EXERCISE REQUIREMENTS
Find the lines holding "phản" and copy them.

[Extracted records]
>> BEGIN
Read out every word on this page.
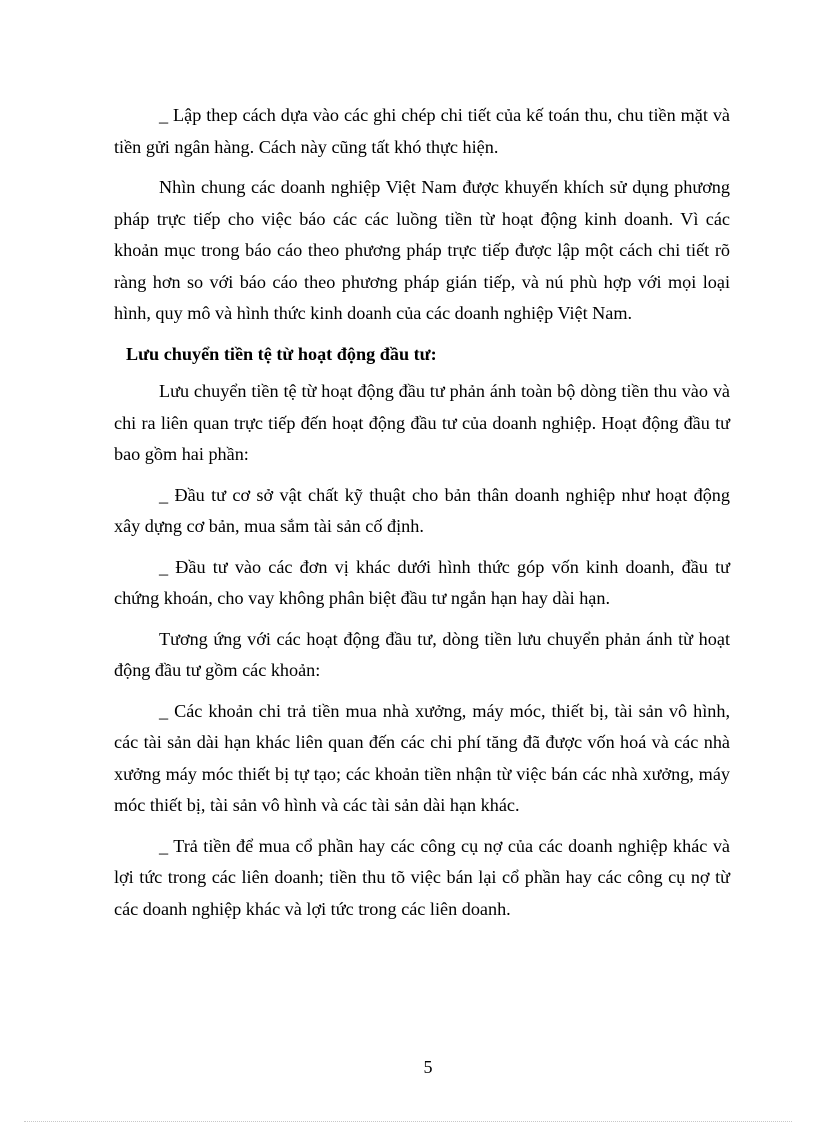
_ Lập thep cách dựa vào các ghi chép chi tiết của kế toán thu, chu tiền mặt và tiền gửi ngân hàng. Cách này cũng tất khó thực hiện.

Nhìn chung các doanh nghiệp Việt Nam được khuyến khích sử dụng phương pháp trực tiếp cho việc báo các các luồng tiền từ hoạt động kinh doanh. Vì các khoản mục trong báo cáo theo phương pháp trực tiếp được lập một cách chi tiết rõ ràng hơn so với báo cáo theo phương pháp gián tiếp, và nú phù hợp với mọi loại hình, quy mô và hình thức kinh doanh của các doanh nghiệp Việt Nam.

Lưu chuyển tiền tệ từ hoạt động đầu tư:

Lưu chuyển tiền tệ từ hoạt động đầu tư phản ánh toàn bộ dòng tiền thu vào và chi ra liên quan trực tiếp đến hoạt động đầu tư của doanh nghiệp. Hoạt động đầu tư bao gồm hai phần:

_ Đầu tư cơ sở vật chất kỹ thuật cho bản thân doanh nghiệp như hoạt động xây dựng cơ bản, mua sắm tài sản cố định.

_ Đầu tư vào các đơn vị khác dưới hình thức góp vốn kinh doanh, đầu tư chứng khoán, cho vay không phân biệt đầu tư ngắn hạn hay dài hạn.

Tương ứng với các hoạt động đầu tư, dòng tiền lưu chuyển phản ánh từ hoạt động đầu tư gồm các khoản:

_ Các khoản chi trả tiền mua nhà xưởng, máy móc, thiết bị, tài sản vô hình, các tài sản dài hạn khác liên quan đến các chi phí tăng đã được vốn hoá và các nhà xưởng máy móc thiết bị tự tạo; các khoản tiền nhận từ việc bán các nhà xưởng, máy móc thiết bị, tài sản vô hình và các tài sản dài hạn khác.

_ Trả tiền để mua cổ phần hay các công cụ nợ của các doanh nghiệp khác và lợi tức trong các liên doanh; tiền thu tõ việc bán lại cổ phần hay các công cụ nợ từ các doanh nghiệp khác và lợi tức trong các liên doanh.

5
>> END
PROBLEM SOLUTION
Lưu chuyển tiền tệ từ hoạt động đầu tư phản ánh toàn bộ dòng tiền thu vào và chi ra liên quan trực tiếp đến hoạt động đầu tư của doanh nghiệp. Hoạt động đầu tư bao gồm hai phần:
Tương ứng với các hoạt động đầu tư, dòng tiền lưu chuyển phản ánh từ hoạt động đầu tư gồm các khoản:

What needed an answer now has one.